### What is asked
Copy every item below word for word, keeping each line and its coordinates unchanged.

### Materials provided
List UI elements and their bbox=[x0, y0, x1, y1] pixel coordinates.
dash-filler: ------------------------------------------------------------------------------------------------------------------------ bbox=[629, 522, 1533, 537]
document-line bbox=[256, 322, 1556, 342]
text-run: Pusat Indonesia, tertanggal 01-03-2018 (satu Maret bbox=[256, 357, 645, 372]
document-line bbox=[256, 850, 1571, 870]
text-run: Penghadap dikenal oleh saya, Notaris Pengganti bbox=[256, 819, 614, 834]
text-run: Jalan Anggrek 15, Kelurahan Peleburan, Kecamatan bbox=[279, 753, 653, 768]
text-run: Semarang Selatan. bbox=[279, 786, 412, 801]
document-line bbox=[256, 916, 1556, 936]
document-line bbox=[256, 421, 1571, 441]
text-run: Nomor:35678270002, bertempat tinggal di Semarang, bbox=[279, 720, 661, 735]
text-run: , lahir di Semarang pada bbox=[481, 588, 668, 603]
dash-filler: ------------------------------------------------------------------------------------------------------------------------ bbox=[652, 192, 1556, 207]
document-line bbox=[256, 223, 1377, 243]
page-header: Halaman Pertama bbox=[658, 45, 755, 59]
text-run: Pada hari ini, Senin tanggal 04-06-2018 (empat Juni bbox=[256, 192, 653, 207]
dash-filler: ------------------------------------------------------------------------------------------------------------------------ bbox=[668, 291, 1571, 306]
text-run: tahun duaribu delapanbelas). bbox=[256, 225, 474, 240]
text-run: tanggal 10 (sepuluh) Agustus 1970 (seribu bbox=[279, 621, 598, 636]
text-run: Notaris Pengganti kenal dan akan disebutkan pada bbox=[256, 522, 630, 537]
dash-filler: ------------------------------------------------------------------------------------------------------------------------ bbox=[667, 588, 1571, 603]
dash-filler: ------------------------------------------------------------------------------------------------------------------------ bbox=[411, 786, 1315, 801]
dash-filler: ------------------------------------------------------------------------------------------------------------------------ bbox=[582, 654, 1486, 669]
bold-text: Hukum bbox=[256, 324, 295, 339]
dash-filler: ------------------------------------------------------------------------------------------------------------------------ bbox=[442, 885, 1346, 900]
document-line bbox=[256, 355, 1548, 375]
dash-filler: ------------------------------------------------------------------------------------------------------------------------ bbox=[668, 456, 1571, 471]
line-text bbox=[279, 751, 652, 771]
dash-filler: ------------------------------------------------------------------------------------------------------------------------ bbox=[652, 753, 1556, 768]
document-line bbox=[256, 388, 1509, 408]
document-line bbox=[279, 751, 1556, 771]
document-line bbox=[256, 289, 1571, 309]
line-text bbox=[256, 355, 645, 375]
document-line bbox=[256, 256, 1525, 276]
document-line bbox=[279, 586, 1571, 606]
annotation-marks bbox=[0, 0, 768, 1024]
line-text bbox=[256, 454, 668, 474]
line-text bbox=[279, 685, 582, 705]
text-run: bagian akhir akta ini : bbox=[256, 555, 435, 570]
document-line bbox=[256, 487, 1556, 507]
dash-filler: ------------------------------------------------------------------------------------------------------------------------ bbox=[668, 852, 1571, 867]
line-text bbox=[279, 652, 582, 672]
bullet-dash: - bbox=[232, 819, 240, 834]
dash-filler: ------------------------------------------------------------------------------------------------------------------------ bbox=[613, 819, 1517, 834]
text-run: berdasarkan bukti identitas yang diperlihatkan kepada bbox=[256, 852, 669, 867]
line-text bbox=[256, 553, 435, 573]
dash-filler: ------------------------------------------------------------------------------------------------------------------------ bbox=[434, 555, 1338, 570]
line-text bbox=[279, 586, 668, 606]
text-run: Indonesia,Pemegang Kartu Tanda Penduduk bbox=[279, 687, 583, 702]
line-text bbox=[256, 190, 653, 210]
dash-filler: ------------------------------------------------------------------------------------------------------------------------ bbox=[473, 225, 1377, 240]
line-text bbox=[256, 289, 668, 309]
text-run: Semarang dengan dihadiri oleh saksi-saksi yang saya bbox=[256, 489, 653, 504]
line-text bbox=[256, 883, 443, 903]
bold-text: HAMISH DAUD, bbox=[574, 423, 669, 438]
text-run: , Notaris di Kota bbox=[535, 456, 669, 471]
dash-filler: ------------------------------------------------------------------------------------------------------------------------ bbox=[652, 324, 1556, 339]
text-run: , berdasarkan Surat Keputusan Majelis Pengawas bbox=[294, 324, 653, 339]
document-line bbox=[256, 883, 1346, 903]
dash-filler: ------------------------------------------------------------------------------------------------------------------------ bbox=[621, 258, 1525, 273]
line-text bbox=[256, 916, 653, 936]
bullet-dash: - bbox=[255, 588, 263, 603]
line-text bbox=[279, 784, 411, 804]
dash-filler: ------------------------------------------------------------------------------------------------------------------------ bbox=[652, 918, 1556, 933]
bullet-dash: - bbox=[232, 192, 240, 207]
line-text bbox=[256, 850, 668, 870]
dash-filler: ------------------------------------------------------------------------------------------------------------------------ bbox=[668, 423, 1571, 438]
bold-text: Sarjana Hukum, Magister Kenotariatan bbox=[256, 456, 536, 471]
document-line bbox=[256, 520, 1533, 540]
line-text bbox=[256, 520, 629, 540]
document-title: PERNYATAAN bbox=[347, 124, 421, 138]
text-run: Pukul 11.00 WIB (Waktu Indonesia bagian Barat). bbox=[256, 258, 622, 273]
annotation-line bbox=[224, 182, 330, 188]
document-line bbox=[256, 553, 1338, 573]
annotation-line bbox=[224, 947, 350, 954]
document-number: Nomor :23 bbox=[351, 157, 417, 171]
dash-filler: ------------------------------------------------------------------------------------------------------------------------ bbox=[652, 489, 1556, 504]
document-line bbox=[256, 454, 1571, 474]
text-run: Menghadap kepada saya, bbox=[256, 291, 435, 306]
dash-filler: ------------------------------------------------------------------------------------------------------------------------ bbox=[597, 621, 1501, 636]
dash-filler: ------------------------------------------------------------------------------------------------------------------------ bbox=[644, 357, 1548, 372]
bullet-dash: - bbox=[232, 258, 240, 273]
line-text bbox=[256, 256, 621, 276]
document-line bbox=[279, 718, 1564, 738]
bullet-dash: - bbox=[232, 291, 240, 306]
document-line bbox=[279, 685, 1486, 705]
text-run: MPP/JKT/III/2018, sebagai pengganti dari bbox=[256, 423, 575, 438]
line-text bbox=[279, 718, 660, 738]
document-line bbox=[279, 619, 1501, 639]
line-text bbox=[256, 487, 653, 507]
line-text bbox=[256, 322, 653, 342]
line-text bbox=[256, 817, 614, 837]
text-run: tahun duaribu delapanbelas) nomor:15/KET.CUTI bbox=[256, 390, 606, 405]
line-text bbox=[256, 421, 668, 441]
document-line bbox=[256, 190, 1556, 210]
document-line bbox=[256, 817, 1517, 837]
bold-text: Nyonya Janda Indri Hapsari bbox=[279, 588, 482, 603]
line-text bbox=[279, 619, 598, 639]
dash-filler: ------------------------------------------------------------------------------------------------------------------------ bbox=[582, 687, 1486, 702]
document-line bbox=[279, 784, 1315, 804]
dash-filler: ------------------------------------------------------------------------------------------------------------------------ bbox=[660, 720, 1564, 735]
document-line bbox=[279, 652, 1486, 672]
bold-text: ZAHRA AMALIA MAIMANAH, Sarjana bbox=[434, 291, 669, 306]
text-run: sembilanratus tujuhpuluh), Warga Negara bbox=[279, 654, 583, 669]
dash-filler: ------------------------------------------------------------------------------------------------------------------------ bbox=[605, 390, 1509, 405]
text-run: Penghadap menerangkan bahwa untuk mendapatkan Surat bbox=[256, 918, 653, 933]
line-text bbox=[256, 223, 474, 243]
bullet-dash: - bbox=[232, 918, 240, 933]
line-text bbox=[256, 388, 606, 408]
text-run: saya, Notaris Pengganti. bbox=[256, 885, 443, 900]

### Solution to this exercise
List UI elements and their bbox=[x0, y0, x1, y1] pixel coordinates.
dash-filler: ------------------------------------------------------------------------------------------------------------------------ bbox=[629, 522, 1533, 537]
document-line bbox=[256, 322, 1556, 342]
text-run: Pusat Indonesia, tertanggal 01-03-2018 (satu Maret bbox=[256, 357, 645, 372]
document-line bbox=[256, 850, 1571, 870]
text-run: Penghadap dikenal oleh saya, Notaris Pengganti bbox=[256, 819, 614, 834]
text-run: Jalan Anggrek 15, Kelurahan Peleburan, Kecamatan bbox=[279, 753, 653, 768]
text-run: Semarang Selatan. bbox=[279, 786, 412, 801]
document-line bbox=[256, 916, 1556, 936]
document-line bbox=[256, 421, 1571, 441]
text-run: Nomor:35678270002, bertempat tinggal di Semarang, bbox=[279, 720, 661, 735]
text-run: , lahir di Semarang pada bbox=[481, 588, 668, 603]
dash-filler: ------------------------------------------------------------------------------------------------------------------------ bbox=[652, 192, 1556, 207]
document-line bbox=[256, 223, 1377, 243]
page-header: Halaman Pertama bbox=[658, 45, 755, 59]
text-run: Pada hari ini, Senin tanggal 04-06-2018 (empat Juni bbox=[256, 192, 653, 207]
dash-filler: ------------------------------------------------------------------------------------------------------------------------ bbox=[668, 291, 1571, 306]
text-run: tahun duaribu delapanbelas). bbox=[256, 225, 474, 240]
text-run: tanggal 10 (sepuluh) Agustus 1970 (seribu bbox=[279, 621, 598, 636]
text-run: Notaris Pengganti kenal dan akan disebutkan pada bbox=[256, 522, 630, 537]
dash-filler: ------------------------------------------------------------------------------------------------------------------------ bbox=[667, 588, 1571, 603]
dash-filler: ------------------------------------------------------------------------------------------------------------------------ bbox=[411, 786, 1315, 801]
dash-filler: ------------------------------------------------------------------------------------------------------------------------ bbox=[582, 654, 1486, 669]
bold-text: Hukum bbox=[256, 324, 295, 339]
dash-filler: ------------------------------------------------------------------------------------------------------------------------ bbox=[442, 885, 1346, 900]
document-line bbox=[256, 355, 1548, 375]
dash-filler: ------------------------------------------------------------------------------------------------------------------------ bbox=[668, 456, 1571, 471]
line-text bbox=[279, 751, 652, 771]
dash-filler: ------------------------------------------------------------------------------------------------------------------------ bbox=[652, 753, 1556, 768]
document-line bbox=[256, 388, 1509, 408]
document-line bbox=[279, 751, 1556, 771]
document-line bbox=[256, 289, 1571, 309]
line-text bbox=[256, 355, 645, 375]
document-line bbox=[256, 256, 1525, 276]
document-line bbox=[279, 586, 1571, 606]
annotation-marks bbox=[0, 0, 768, 1024]
line-text bbox=[256, 454, 668, 474]
line-text bbox=[279, 685, 582, 705]
text-run: bagian akhir akta ini : bbox=[256, 555, 435, 570]
document-line bbox=[256, 487, 1556, 507]
dash-filler: ------------------------------------------------------------------------------------------------------------------------ bbox=[668, 852, 1571, 867]
line-text bbox=[279, 652, 582, 672]
bullet-dash: - bbox=[232, 819, 240, 834]
dash-filler: ------------------------------------------------------------------------------------------------------------------------ bbox=[613, 819, 1517, 834]
text-run: berdasarkan bukti identitas yang diperlihatkan kepada bbox=[256, 852, 669, 867]
line-text bbox=[256, 553, 435, 573]
dash-filler: ------------------------------------------------------------------------------------------------------------------------ bbox=[434, 555, 1338, 570]
line-text bbox=[279, 586, 668, 606]
text-run: Indonesia,Pemegang Kartu Tanda Penduduk bbox=[279, 687, 583, 702]
line-text bbox=[256, 190, 653, 210]
dash-filler: ------------------------------------------------------------------------------------------------------------------------ bbox=[473, 225, 1377, 240]
line-text bbox=[256, 289, 668, 309]
text-run: Semarang dengan dihadiri oleh saksi-saksi yang saya bbox=[256, 489, 653, 504]
line-text bbox=[256, 883, 443, 903]
bold-text: HAMISH DAUD, bbox=[574, 423, 669, 438]
text-run: , Notaris di Kota bbox=[535, 456, 669, 471]
dash-filler: ------------------------------------------------------------------------------------------------------------------------ bbox=[652, 324, 1556, 339]
text-run: , berdasarkan Surat Keputusan Majelis Pengawas bbox=[294, 324, 653, 339]
document-line bbox=[256, 883, 1346, 903]
dash-filler: ------------------------------------------------------------------------------------------------------------------------ bbox=[621, 258, 1525, 273]
line-text bbox=[256, 916, 653, 936]
bullet-dash: - bbox=[255, 588, 263, 603]
line-text bbox=[279, 784, 411, 804]
dash-filler: ------------------------------------------------------------------------------------------------------------------------ bbox=[652, 918, 1556, 933]
bullet-dash: - bbox=[232, 192, 240, 207]
line-text bbox=[256, 850, 668, 870]
dash-filler: ------------------------------------------------------------------------------------------------------------------------ bbox=[668, 423, 1571, 438]
bold-text: Sarjana Hukum, Magister Kenotariatan bbox=[256, 456, 536, 471]
document-line bbox=[256, 520, 1533, 540]
line-text bbox=[256, 520, 629, 540]
document-title: PERNYATAAN bbox=[347, 124, 421, 138]
text-run: Pukul 11.00 WIB (Waktu Indonesia bagian Barat). bbox=[256, 258, 622, 273]
annotation-line bbox=[224, 182, 330, 188]
document-line bbox=[256, 553, 1338, 573]
annotation-line bbox=[224, 947, 350, 954]
document-number: Nomor :23 bbox=[351, 157, 417, 171]
dash-filler: ------------------------------------------------------------------------------------------------------------------------ bbox=[652, 489, 1556, 504]
document-line bbox=[256, 454, 1571, 474]
text-run: Menghadap kepada saya, bbox=[256, 291, 435, 306]
dash-filler: ------------------------------------------------------------------------------------------------------------------------ bbox=[597, 621, 1501, 636]
dash-filler: ------------------------------------------------------------------------------------------------------------------------ bbox=[644, 357, 1548, 372]
bullet-dash: - bbox=[232, 258, 240, 273]
line-text bbox=[256, 256, 621, 276]
document-line bbox=[279, 718, 1564, 738]
bullet-dash: - bbox=[232, 291, 240, 306]
document-line bbox=[279, 685, 1486, 705]
text-run: MPP/JKT/III/2018, sebagai pengganti dari bbox=[256, 423, 575, 438]
line-text bbox=[279, 718, 660, 738]
document-line bbox=[279, 619, 1501, 639]
line-text bbox=[256, 487, 653, 507]
line-text bbox=[256, 322, 653, 342]
line-text bbox=[256, 817, 614, 837]
text-run: tahun duaribu delapanbelas) nomor:15/KET.CUTI bbox=[256, 390, 606, 405]
line-text bbox=[256, 421, 668, 441]
document-line bbox=[256, 190, 1556, 210]
document-line bbox=[256, 817, 1517, 837]
bold-text: Nyonya Janda Indri Hapsari bbox=[279, 588, 482, 603]
line-text bbox=[279, 619, 598, 639]
dash-filler: ------------------------------------------------------------------------------------------------------------------------ bbox=[582, 687, 1486, 702]
document-line bbox=[279, 784, 1315, 804]
dash-filler: ------------------------------------------------------------------------------------------------------------------------ bbox=[660, 720, 1564, 735]
document-line bbox=[279, 652, 1486, 672]
bold-text: ZAHRA AMALIA MAIMANAH, Sarjana bbox=[434, 291, 669, 306]
text-run: sembilanratus tujuhpuluh), Warga Negara bbox=[279, 654, 583, 669]
dash-filler: ------------------------------------------------------------------------------------------------------------------------ bbox=[605, 390, 1509, 405]
text-run: Penghadap menerangkan bahwa untuk mendapatkan Surat bbox=[256, 918, 653, 933]
line-text bbox=[256, 223, 474, 243]
bullet-dash: - bbox=[232, 918, 240, 933]
line-text bbox=[256, 388, 606, 408]
text-run: saya, Notaris Pengganti. bbox=[256, 885, 443, 900]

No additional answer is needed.